Restate the listing that follows word for word, without its pictures.

-- start of INFORMATION SHOWN --

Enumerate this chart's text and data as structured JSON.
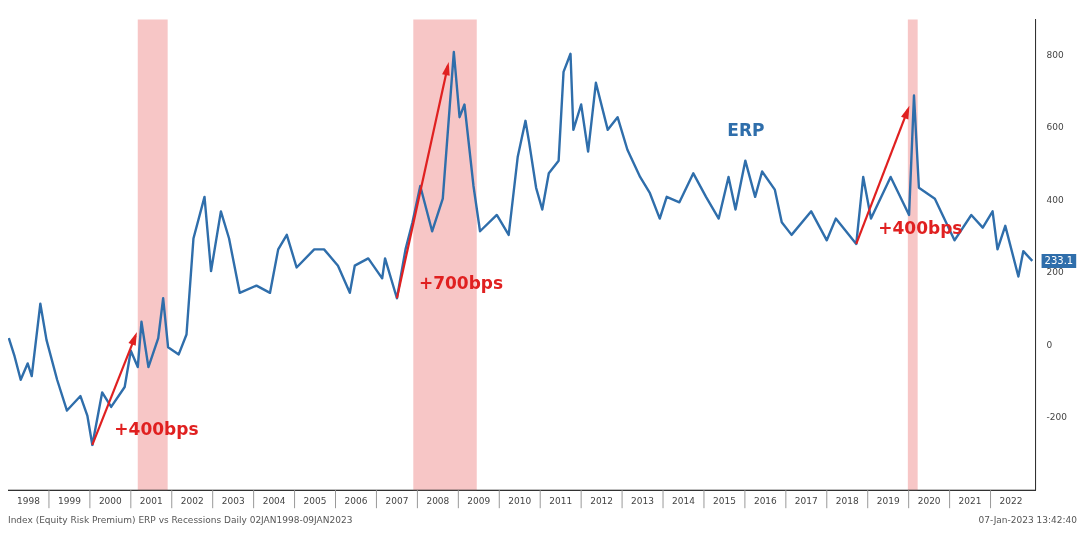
{
  "chart_data": {
    "type": "line",
    "xlim": [
      1998,
      2023.1
    ],
    "xticks": [
      {
        "value": 1998.5,
        "label": "1998"
      },
      {
        "value": 1999.5,
        "label": "1999"
      },
      {
        "value": 2000.5,
        "label": "2000"
      },
      {
        "value": 2001.5,
        "label": "2001"
      },
      {
        "value": 2002.5,
        "label": "2002"
      },
      {
        "value": 2003.5,
        "label": "2003"
      },
      {
        "value": 2004.5,
        "label": "2004"
      },
      {
        "value": 2005.5,
        "label": "2005"
      },
      {
        "value": 2006.5,
        "label": "2006"
      },
      {
        "value": 2007.5,
        "label": "2007"
      },
      {
        "value": 2008.5,
        "label": "2008"
      },
      {
        "value": 2009.5,
        "label": "2009"
      },
      {
        "value": 2010.5,
        "label": "2010"
      },
      {
        "value": 2011.5,
        "label": "2011"
      },
      {
        "value": 2012.5,
        "label": "2012"
      },
      {
        "value": 2013.5,
        "label": "2013"
      },
      {
        "value": 2014.5,
        "label": "2014"
      },
      {
        "value": 2015.5,
        "label": "2015"
      },
      {
        "value": 2016.5,
        "label": "2016"
      },
      {
        "value": 2017.5,
        "label": "2017"
      },
      {
        "value": 2018.5,
        "label": "2018"
      },
      {
        "value": 2019.5,
        "label": "2019"
      },
      {
        "value": 2020.5,
        "label": "2020"
      },
      {
        "value": 2021.5,
        "label": "2021"
      },
      {
        "value": 2022.5,
        "label": "2022"
      }
    ],
    "ylim": [
      -400,
      900
    ],
    "yticks": [
      -200,
      0,
      200,
      400,
      600,
      800
    ],
    "grid": false,
    "legend": false,
    "series": [
      {
        "name": "ERP",
        "color": "#2f6eab",
        "x": [
          1998.02,
          1998.16,
          1998.31,
          1998.48,
          1998.58,
          1998.79,
          1998.94,
          1999.2,
          1999.44,
          1999.77,
          1999.94,
          2000.06,
          2000.3,
          2000.52,
          2000.85,
          2001.0,
          2001.17,
          2001.26,
          2001.43,
          2001.67,
          2001.79,
          2001.91,
          2002.17,
          2002.36,
          2002.53,
          2002.8,
          2002.96,
          2003.2,
          2003.4,
          2003.66,
          2004.07,
          2004.4,
          2004.6,
          2004.81,
          2005.05,
          2005.48,
          2005.72,
          2006.06,
          2006.35,
          2006.47,
          2006.8,
          2007.14,
          2007.21,
          2007.5,
          2007.71,
          2007.88,
          2008.07,
          2008.36,
          2008.62,
          2008.79,
          2008.89,
          2009.03,
          2009.15,
          2009.37,
          2009.53,
          2009.94,
          2010.23,
          2010.45,
          2010.64,
          2010.73,
          2010.9,
          2011.05,
          2011.21,
          2011.45,
          2011.57,
          2011.74,
          2011.81,
          2012.0,
          2012.17,
          2012.36,
          2012.65,
          2012.89,
          2013.13,
          2013.44,
          2013.68,
          2013.92,
          2014.09,
          2014.4,
          2014.74,
          2015.05,
          2015.36,
          2015.6,
          2015.77,
          2016.01,
          2016.25,
          2016.42,
          2016.73,
          2016.9,
          2017.14,
          2017.62,
          2018.0,
          2018.22,
          2018.72,
          2018.89,
          2019.08,
          2019.56,
          2020.01,
          2020.13,
          2020.25,
          2020.64,
          2021.12,
          2021.53,
          2021.81,
          2022.05,
          2022.17,
          2022.36,
          2022.68,
          2022.8,
          2023.02
        ],
        "values": [
          20,
          -30,
          -95,
          -50,
          -85,
          115,
          15,
          -95,
          -180,
          -140,
          -195,
          -275,
          -130,
          -170,
          -115,
          -15,
          -60,
          65,
          -60,
          20,
          130,
          -5,
          -25,
          30,
          295,
          410,
          205,
          370,
          295,
          145,
          165,
          145,
          265,
          305,
          215,
          265,
          265,
          220,
          145,
          220,
          240,
          185,
          240,
          130,
          265,
          340,
          440,
          315,
          405,
          660,
          810,
          630,
          665,
          440,
          315,
          360,
          305,
          520,
          620,
          560,
          435,
          375,
          475,
          510,
          755,
          805,
          595,
          665,
          535,
          725,
          595,
          630,
          540,
          465,
          420,
          350,
          410,
          395,
          475,
          410,
          350,
          465,
          375,
          510,
          410,
          480,
          430,
          340,
          305,
          370,
          290,
          350,
          280,
          465,
          350,
          465,
          360,
          690,
          435,
          405,
          290,
          360,
          325,
          370,
          265,
          330,
          190,
          260,
          233.1
        ],
        "value_labels": [
          null,
          null,
          null,
          null,
          null,
          null,
          null,
          null,
          null,
          null,
          null,
          null,
          null,
          null,
          null,
          null,
          null,
          null,
          null,
          null,
          null,
          null,
          null,
          null,
          null,
          null,
          null,
          null,
          null,
          null,
          null,
          null,
          null,
          null,
          null,
          null,
          null,
          null,
          null,
          null,
          null,
          null,
          null,
          null,
          null,
          null,
          null,
          null,
          null,
          null,
          null,
          null,
          null,
          null,
          null,
          null,
          null,
          null,
          null,
          null,
          null,
          null,
          null,
          null,
          null,
          null,
          null,
          null,
          null,
          null,
          null,
          null,
          null,
          null,
          null,
          null,
          null,
          null,
          null,
          null,
          null,
          null,
          null,
          null,
          null,
          null,
          null,
          null,
          null,
          null,
          null,
          null,
          null,
          null,
          null,
          null,
          null,
          null,
          null,
          null,
          null,
          null,
          null,
          null,
          null,
          null,
          null,
          null,
          "233.1"
        ]
      }
    ],
    "bands": [
      {
        "axis": "x",
        "from": 2001.17,
        "to": 2001.9,
        "color": "#f6bcbc"
      },
      {
        "axis": "x",
        "from": 2007.9,
        "to": 2009.45,
        "color": "#f6bcbc"
      },
      {
        "axis": "x",
        "from": 2019.98,
        "to": 2020.22,
        "color": "#f6bcbc"
      }
    ],
    "annotations": [
      {
        "text": "+400bps",
        "x": 2000.06,
        "y": -275
      },
      {
        "text": "+700bps",
        "x": 2007.5,
        "y": 130
      },
      {
        "text": "+400bps",
        "x": 2018.72,
        "y": 280
      },
      "Index (Equity Risk Premium) ERP vs Recessions Daily 02JAN1998-09JAN2023",
      "07-Jan-2023 13:42:40"
    ]
  }
}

-- end of INFORMATION SHOWN --

SOLUTION TO THIS PROBLEM:
Enumerate this chart's text and data as structured JSON.
{
  "chart_data": {
    "type": "line",
    "xlim": [
      1998,
      2023.1
    ],
    "xticks": [
      {
        "value": 1998.5,
        "label": "1998"
      },
      {
        "value": 1999.5,
        "label": "1999"
      },
      {
        "value": 2000.5,
        "label": "2000"
      },
      {
        "value": 2001.5,
        "label": "2001"
      },
      {
        "value": 2002.5,
        "label": "2002"
      },
      {
        "value": 2003.5,
        "label": "2003"
      },
      {
        "value": 2004.5,
        "label": "2004"
      },
      {
        "value": 2005.5,
        "label": "2005"
      },
      {
        "value": 2006.5,
        "label": "2006"
      },
      {
        "value": 2007.5,
        "label": "2007"
      },
      {
        "value": 2008.5,
        "label": "2008"
      },
      {
        "value": 2009.5,
        "label": "2009"
      },
      {
        "value": 2010.5,
        "label": "2010"
      },
      {
        "value": 2011.5,
        "label": "2011"
      },
      {
        "value": 2012.5,
        "label": "2012"
      },
      {
        "value": 2013.5,
        "label": "2013"
      },
      {
        "value": 2014.5,
        "label": "2014"
      },
      {
        "value": 2015.5,
        "label": "2015"
      },
      {
        "value": 2016.5,
        "label": "2016"
      },
      {
        "value": 2017.5,
        "label": "2017"
      },
      {
        "value": 2018.5,
        "label": "2018"
      },
      {
        "value": 2019.5,
        "label": "2019"
      },
      {
        "value": 2020.5,
        "label": "2020"
      },
      {
        "value": 2021.5,
        "label": "2021"
      },
      {
        "value": 2022.5,
        "label": "2022"
      }
    ],
    "ylim": [
      -400,
      900
    ],
    "yticks": [
      -200,
      0,
      200,
      400,
      600,
      800
    ],
    "grid": false,
    "legend": false,
    "series": [
      {
        "name": "ERP",
        "color": "#2f6eab",
        "x": [
          1998.02,
          1998.16,
          1998.31,
          1998.48,
          1998.58,
          1998.79,
          1998.94,
          1999.2,
          1999.44,
          1999.77,
          1999.94,
          2000.06,
          2000.3,
          2000.52,
          2000.85,
          2001.0,
          2001.17,
          2001.26,
          2001.43,
          2001.67,
          2001.79,
          2001.91,
          2002.17,
          2002.36,
          2002.53,
          2002.8,
          2002.96,
          2003.2,
          2003.4,
          2003.66,
          2004.07,
          2004.4,
          2004.6,
          2004.81,
          2005.05,
          2005.48,
          2005.72,
          2006.06,
          2006.35,
          2006.47,
          2006.8,
          2007.14,
          2007.21,
          2007.5,
          2007.71,
          2007.88,
          2008.07,
          2008.36,
          2008.62,
          2008.79,
          2008.89,
          2009.03,
          2009.15,
          2009.37,
          2009.53,
          2009.94,
          2010.23,
          2010.45,
          2010.64,
          2010.73,
          2010.9,
          2011.05,
          2011.21,
          2011.45,
          2011.57,
          2011.74,
          2011.81,
          2012.0,
          2012.17,
          2012.36,
          2012.65,
          2012.89,
          2013.13,
          2013.44,
          2013.68,
          2013.92,
          2014.09,
          2014.4,
          2014.74,
          2015.05,
          2015.36,
          2015.6,
          2015.77,
          2016.01,
          2016.25,
          2016.42,
          2016.73,
          2016.9,
          2017.14,
          2017.62,
          2018.0,
          2018.22,
          2018.72,
          2018.89,
          2019.08,
          2019.56,
          2020.01,
          2020.13,
          2020.25,
          2020.64,
          2021.12,
          2021.53,
          2021.81,
          2022.05,
          2022.17,
          2022.36,
          2022.68,
          2022.8,
          2023.02
        ],
        "values": [
          20,
          -30,
          -95,
          -50,
          -85,
          115,
          15,
          -95,
          -180,
          -140,
          -195,
          -275,
          -130,
          -170,
          -115,
          -15,
          -60,
          65,
          -60,
          20,
          130,
          -5,
          -25,
          30,
          295,
          410,
          205,
          370,
          295,
          145,
          165,
          145,
          265,
          305,
          215,
          265,
          265,
          220,
          145,
          220,
          240,
          185,
          240,
          130,
          265,
          340,
          440,
          315,
          405,
          660,
          810,
          630,
          665,
          440,
          315,
          360,
          305,
          520,
          620,
          560,
          435,
          375,
          475,
          510,
          755,
          805,
          595,
          665,
          535,
          725,
          595,
          630,
          540,
          465,
          420,
          350,
          410,
          395,
          475,
          410,
          350,
          465,
          375,
          510,
          410,
          480,
          430,
          340,
          305,
          370,
          290,
          350,
          280,
          465,
          350,
          465,
          360,
          690,
          435,
          405,
          290,
          360,
          325,
          370,
          265,
          330,
          190,
          260,
          233.1
        ],
        "value_labels": [
          null,
          null,
          null,
          null,
          null,
          null,
          null,
          null,
          null,
          null,
          null,
          null,
          null,
          null,
          null,
          null,
          null,
          null,
          null,
          null,
          null,
          null,
          null,
          null,
          null,
          null,
          null,
          null,
          null,
          null,
          null,
          null,
          null,
          null,
          null,
          null,
          null,
          null,
          null,
          null,
          null,
          null,
          null,
          null,
          null,
          null,
          null,
          null,
          null,
          null,
          null,
          null,
          null,
          null,
          null,
          null,
          null,
          null,
          null,
          null,
          null,
          null,
          null,
          null,
          null,
          null,
          null,
          null,
          null,
          null,
          null,
          null,
          null,
          null,
          null,
          null,
          null,
          null,
          null,
          null,
          null,
          null,
          null,
          null,
          null,
          null,
          null,
          null,
          null,
          null,
          null,
          null,
          null,
          null,
          null,
          null,
          null,
          null,
          null,
          null,
          null,
          null,
          null,
          null,
          null,
          null,
          null,
          null,
          "233.1"
        ]
      }
    ],
    "bands": [
      {
        "axis": "x",
        "from": 2001.17,
        "to": 2001.9,
        "color": "#f6bcbc"
      },
      {
        "axis": "x",
        "from": 2007.9,
        "to": 2009.45,
        "color": "#f6bcbc"
      },
      {
        "axis": "x",
        "from": 2019.98,
        "to": 2020.22,
        "color": "#f6bcbc"
      }
    ],
    "annotations": [
      {
        "text": "+400bps",
        "x": 2000.06,
        "y": -275
      },
      {
        "text": "+700bps",
        "x": 2007.5,
        "y": 130
      },
      {
        "text": "+400bps",
        "x": 2018.72,
        "y": 280
      },
      "Index (Equity Risk Premium) ERP vs Recessions Daily 02JAN1998-09JAN2023",
      "07-Jan-2023 13:42:40"
    ]
  }
}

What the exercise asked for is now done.